:: MATERIAL

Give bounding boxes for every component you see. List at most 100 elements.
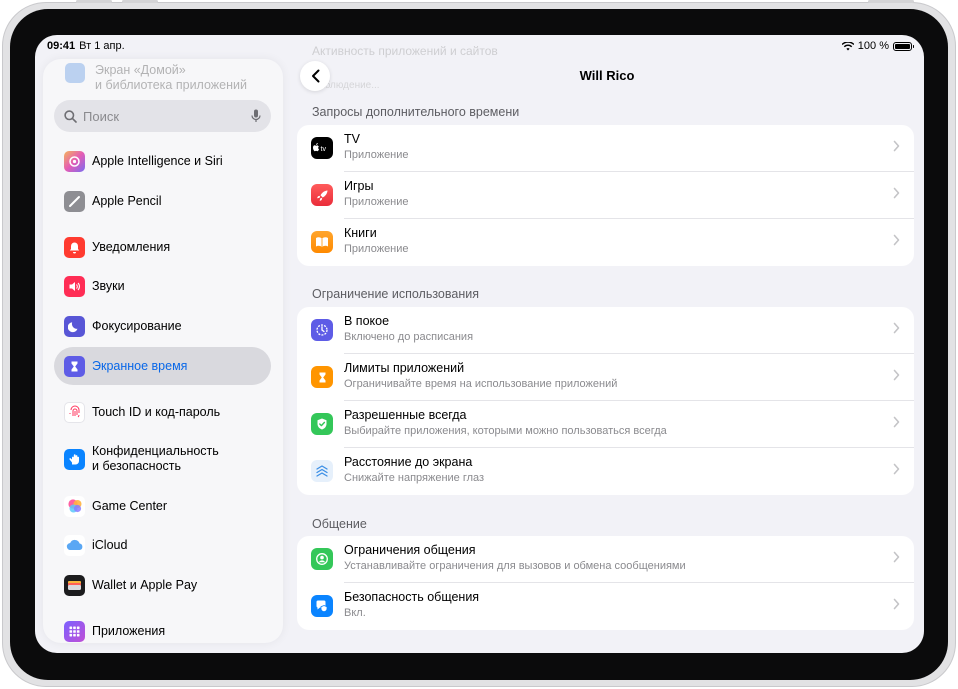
- row-title: В покое: [344, 314, 390, 328]
- books-icon: [311, 231, 333, 253]
- microphone-icon[interactable]: [251, 109, 261, 123]
- sidebar-item-apps[interactable]: Приложения: [54, 612, 271, 643]
- sidebar-item-screen-time[interactable]: Экранное время: [54, 347, 271, 385]
- wallet-icon: [64, 574, 85, 596]
- sidebar-item-privacy[interactable]: Конфиденциальность и безопасность: [54, 440, 271, 478]
- hand-icon: [64, 448, 85, 470]
- apple-pencil-icon: [64, 190, 85, 212]
- apple-intelligence-icon: [64, 150, 85, 172]
- svg-text:tv: tv: [321, 146, 327, 153]
- sidebar-item-label: Touch ID и код-пароль: [92, 404, 221, 419]
- row-title: Ограничения общения: [344, 543, 476, 557]
- sidebar-item-label: Apple Intelligence и Siri: [92, 153, 223, 168]
- checkmark-shield-icon: [311, 413, 333, 435]
- row-title: Безопасность общения: [344, 590, 480, 604]
- games-rocket-icon: [311, 184, 333, 206]
- sidebar-item-label: Приложения: [92, 623, 166, 638]
- sidebar-item-touch-id[interactable]: Touch ID и код-пароль: [54, 393, 271, 431]
- sidebar-item-label: Конфиденциальность и безопасность: [92, 444, 219, 473]
- row-communication-safety[interactable]: Безопасность общения Вкл.: [297, 583, 914, 630]
- group-usage-limits: В покое Включено до расписания Лимиты пр…: [297, 307, 914, 495]
- chevron-right-icon: [893, 463, 900, 475]
- section-header: Запросы дополнительного времени: [312, 105, 520, 119]
- sidebar-item-label: Wallet и Apple Pay: [92, 577, 198, 592]
- row-downtime[interactable]: В покое Включено до расписания: [297, 307, 914, 354]
- sidebar: Экран «Домой» и библиотека приложений По…: [43, 59, 283, 643]
- row-title: TV: [344, 132, 360, 146]
- row-subtitle: Приложение: [344, 149, 409, 161]
- sidebar-item-game-center[interactable]: Game Center: [54, 487, 271, 525]
- row-title: Лимиты приложений: [344, 361, 465, 375]
- row-tv[interactable]: tv TV Приложение: [297, 125, 914, 172]
- sidebar-item-label: Apple Pencil: [92, 193, 162, 208]
- sidebar-item-notifications[interactable]: Уведомления: [54, 228, 271, 266]
- sidebar-item-label: Звуки: [92, 278, 125, 293]
- row-subtitle: Вкл.: [344, 607, 366, 619]
- search-icon: [64, 109, 77, 123]
- sidebar-item-label: Фокусирование: [92, 318, 182, 333]
- chevron-right-icon: [893, 234, 900, 246]
- sidebar-item-wallet[interactable]: Wallet и Apple Pay: [54, 566, 271, 604]
- hourglass-icon: [311, 366, 333, 388]
- group-extra-time-requests: tv TV Приложение Игры Приложение Книги П…: [297, 125, 914, 266]
- sidebar-item-icloud[interactable]: iCloud: [54, 526, 271, 564]
- row-subtitle: Ограничивайте время на использование при…: [344, 378, 618, 390]
- sidebar-item-focus[interactable]: Фокусирование: [54, 307, 271, 345]
- row-title: Разрешенные всегда: [344, 408, 467, 422]
- row-screen-distance[interactable]: Расстояние до экрана Снижайте напряжение…: [297, 448, 914, 495]
- page-title: Will Rico: [579, 68, 635, 83]
- row-title: Игры: [344, 179, 374, 193]
- status-time: 09:41 Вт 1 апр.: [47, 40, 125, 52]
- screen: 09:41 Вт 1 апр. 100 % Экран «Домой» и биб…: [35, 35, 924, 653]
- sidebar-item-apple-intelligence[interactable]: Apple Intelligence и Siri: [54, 142, 271, 180]
- row-app-limits[interactable]: Лимиты приложений Ограничивайте время на…: [297, 354, 914, 401]
- group-communication: Ограничения общения Устанавливайте огран…: [297, 536, 914, 630]
- row-always-allowed[interactable]: Разрешенные всегда Выбирайте приложения,…: [297, 401, 914, 448]
- chevron-right-icon: [893, 140, 900, 152]
- chevron-right-icon: [893, 551, 900, 563]
- sidebar-item-label: Экран «Домой» и библиотека приложений: [95, 63, 247, 92]
- sidebar-item-label: Уведомления: [92, 239, 171, 254]
- row-subtitle: Приложение: [344, 196, 409, 208]
- fingerprint-icon: [64, 401, 85, 423]
- chat-safety-icon: [311, 595, 333, 617]
- sidebar-item-sounds[interactable]: Звуки: [54, 267, 271, 305]
- row-subtitle: Включено до расписания: [344, 331, 474, 343]
- person-circle-icon: [311, 548, 333, 570]
- apple-tv-icon: tv: [311, 137, 333, 159]
- chevron-right-icon: [893, 598, 900, 610]
- sidebar-item-home-screen[interactable]: Экран «Домой» и библиотека приложений: [65, 63, 247, 93]
- row-subtitle: Выбирайте приложения, которыми можно пол…: [344, 425, 667, 437]
- hourglass-icon: [64, 355, 85, 377]
- sidebar-item-label: Game Center: [92, 498, 168, 513]
- sidebar-item-label: iCloud: [92, 537, 128, 552]
- row-subtitle: Приложение: [344, 243, 409, 255]
- search-input[interactable]: Поиск: [83, 109, 251, 124]
- main-content: Активность приложений и сайтов Наблюдени…: [297, 35, 924, 653]
- row-games[interactable]: Игры Приложение: [297, 172, 914, 219]
- row-subtitle: Устанавливайте ограничения для вызовов и…: [344, 560, 686, 572]
- sidebar-item-apple-pencil[interactable]: Apple Pencil: [54, 182, 271, 220]
- date: Вт 1 апр.: [79, 40, 125, 52]
- downtime-icon: [311, 319, 333, 341]
- moon-icon: [64, 315, 85, 337]
- row-books[interactable]: Книги Приложение: [297, 219, 914, 266]
- chevron-right-icon: [893, 416, 900, 428]
- speaker-icon: [64, 275, 85, 297]
- row-subtitle: Снижайте напряжение глаз: [344, 472, 485, 484]
- search-field[interactable]: Поиск: [54, 100, 271, 132]
- sidebar-item-label: Экранное время: [92, 358, 188, 373]
- chevron-right-icon: [893, 369, 900, 381]
- section-header: Общение: [312, 517, 367, 531]
- scrolled-title: Активность приложений и сайтов: [312, 44, 498, 58]
- time: 09:41: [47, 40, 76, 52]
- chevron-right-icon: [893, 322, 900, 334]
- screen-distance-icon: [311, 460, 333, 482]
- cloud-icon: [64, 534, 85, 556]
- chevron-right-icon: [893, 187, 900, 199]
- bell-icon: [64, 236, 85, 258]
- home-screen-icon: [65, 63, 85, 83]
- row-title: Расстояние до экрана: [344, 455, 473, 469]
- row-communication-limits[interactable]: Ограничения общения Устанавливайте огран…: [297, 536, 914, 583]
- apps-grid-icon: [64, 620, 85, 642]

::::

WHAT THE TASK REQUIRES: Copy every one of the lines above exactly, leaving out the pictures.

FINAL RESULT:
Give bounding boxes for every component you see. List at most 100 elements.
- row-title: В покое: [344, 314, 390, 328]
- books-icon: [311, 231, 333, 253]
- microphone-icon[interactable]: [251, 109, 261, 123]
- sidebar-item-apps[interactable]: Приложения: [54, 612, 271, 643]
- sidebar-item-screen-time[interactable]: Экранное время: [54, 347, 271, 385]
- wallet-icon: [64, 574, 85, 596]
- sidebar-item-privacy[interactable]: Конфиденциальность и безопасность: [54, 440, 271, 478]
- hand-icon: [64, 448, 85, 470]
- apple-pencil-icon: [64, 190, 85, 212]
- apple-intelligence-icon: [64, 150, 85, 172]
- svg-text:tv: tv: [321, 146, 327, 153]
- sidebar-item-label: Touch ID и код-пароль: [92, 404, 221, 419]
- row-title: Ограничения общения: [344, 543, 476, 557]
- sidebar-item-label: Apple Intelligence и Siri: [92, 153, 223, 168]
- checkmark-shield-icon: [311, 413, 333, 435]
- row-title: Безопасность общения: [344, 590, 480, 604]
- games-rocket-icon: [311, 184, 333, 206]
- sidebar-item-label: Приложения: [92, 623, 166, 638]
- sidebar-item-touch-id[interactable]: Touch ID и код-пароль: [54, 393, 271, 431]
- sidebar-item-label: Конфиденциальность и безопасность: [92, 444, 219, 473]
- row-communication-safety[interactable]: Безопасность общения Вкл.: [297, 583, 914, 630]
- group-usage-limits: В покое Включено до расписания Лимиты пр…: [297, 307, 914, 495]
- chevron-right-icon: [893, 463, 900, 475]
- section-header: Запросы дополнительного времени: [312, 105, 520, 119]
- sidebar-item-label: Wallet и Apple Pay: [92, 577, 198, 592]
- row-downtime[interactable]: В покое Включено до расписания: [297, 307, 914, 354]
- sidebar: Экран «Домой» и библиотека приложений По…: [43, 59, 283, 643]
- row-title: TV: [344, 132, 360, 146]
- row-subtitle: Приложение: [344, 149, 409, 161]
- sidebar-item-game-center[interactable]: Game Center: [54, 487, 271, 525]
- row-title: Лимиты приложений: [344, 361, 465, 375]
- row-tv[interactable]: tv TV Приложение: [297, 125, 914, 172]
- sidebar-item-label: Apple Pencil: [92, 193, 162, 208]
- sidebar-item-notifications[interactable]: Уведомления: [54, 228, 271, 266]
- sidebar-item-label: Звуки: [92, 278, 125, 293]
- row-subtitle: Вкл.: [344, 607, 366, 619]
- search-icon: [64, 109, 77, 123]
- sidebar-item-label: Фокусирование: [92, 318, 182, 333]
- chevron-right-icon: [893, 234, 900, 246]
- sidebar-item-wallet[interactable]: Wallet и Apple Pay: [54, 566, 271, 604]
- hourglass-icon: [311, 366, 333, 388]
- group-extra-time-requests: tv TV Приложение Игры Приложение Книги П…: [297, 125, 914, 266]
- sidebar-item-icloud[interactable]: iCloud: [54, 526, 271, 564]
- row-subtitle: Ограничивайте время на использование при…: [344, 378, 618, 390]
- sidebar-item-focus[interactable]: Фокусирование: [54, 307, 271, 345]
- row-title: Разрешенные всегда: [344, 408, 467, 422]
- row-screen-distance[interactable]: Расстояние до экрана Снижайте напряжение…: [297, 448, 914, 495]
- page-title: Will Rico: [579, 68, 635, 83]
- row-title: Игры: [344, 179, 374, 193]
- status-time: 09:41 Вт 1 апр.: [47, 40, 125, 52]
- screen: 09:41 Вт 1 апр. 100 % Экран «Домой» и биб…: [35, 35, 924, 653]
- sidebar-item-apple-intelligence[interactable]: Apple Intelligence и Siri: [54, 142, 271, 180]
- row-app-limits[interactable]: Лимиты приложений Ограничивайте время на…: [297, 354, 914, 401]
- group-communication: Ограничения общения Устанавливайте огран…: [297, 536, 914, 630]
- row-always-allowed[interactable]: Разрешенные всегда Выбирайте приложения,…: [297, 401, 914, 448]
- chevron-right-icon: [893, 140, 900, 152]
- chevron-right-icon: [893, 551, 900, 563]
- sidebar-item-label: Экран «Домой» и библиотека приложений: [95, 63, 247, 92]
- sidebar-item-label: Уведомления: [92, 239, 171, 254]
- row-subtitle: Приложение: [344, 196, 409, 208]
- fingerprint-icon: [64, 401, 85, 423]
- chat-safety-icon: [311, 595, 333, 617]
- sidebar-item-sounds[interactable]: Звуки: [54, 267, 271, 305]
- row-subtitle: Включено до расписания: [344, 331, 474, 343]
- person-circle-icon: [311, 548, 333, 570]
- apple-tv-icon: tv: [311, 137, 333, 159]
- chevron-right-icon: [893, 598, 900, 610]
- sidebar-item-home-screen[interactable]: Экран «Домой» и библиотека приложений: [65, 63, 247, 93]
- row-subtitle: Выбирайте приложения, которыми можно пол…: [344, 425, 667, 437]
- hourglass-icon: [64, 355, 85, 377]
- sidebar-item-label: Game Center: [92, 498, 168, 513]
- sidebar-item-label: iCloud: [92, 537, 128, 552]
- row-subtitle: Приложение: [344, 243, 409, 255]
- search-input[interactable]: Поиск: [83, 109, 251, 124]
- main-content: Активность приложений и сайтов Наблюдени…: [297, 35, 924, 653]
- row-games[interactable]: Игры Приложение: [297, 172, 914, 219]
- row-subtitle: Устанавливайте ограничения для вызовов и…: [344, 560, 686, 572]
- sidebar-item-apple-pencil[interactable]: Apple Pencil: [54, 182, 271, 220]
- date: Вт 1 апр.: [79, 40, 125, 52]
- downtime-icon: [311, 319, 333, 341]
- moon-icon: [64, 315, 85, 337]
- row-books[interactable]: Книги Приложение: [297, 219, 914, 266]
- chevron-right-icon: [893, 416, 900, 428]
- speaker-icon: [64, 275, 85, 297]
- row-subtitle: Снижайте напряжение глаз: [344, 472, 485, 484]
- search-field[interactable]: Поиск: [54, 100, 271, 132]
- sidebar-item-label: Экранное время: [92, 358, 188, 373]
- chevron-right-icon: [893, 369, 900, 381]
- section-header: Общение: [312, 517, 367, 531]
- scrolled-title: Активность приложений и сайтов: [312, 44, 498, 58]
- time: 09:41: [47, 40, 76, 52]
- chevron-right-icon: [893, 322, 900, 334]
- screen-distance-icon: [311, 460, 333, 482]
- cloud-icon: [64, 534, 85, 556]
- chevron-right-icon: [893, 187, 900, 199]
- bell-icon: [64, 236, 85, 258]
- home-screen-icon: [65, 63, 85, 83]
- row-title: Расстояние до экрана: [344, 455, 473, 469]
- row-communication-limits[interactable]: Ограничения общения Устанавливайте огран…: [297, 536, 914, 583]
- apps-grid-icon: [64, 620, 85, 642]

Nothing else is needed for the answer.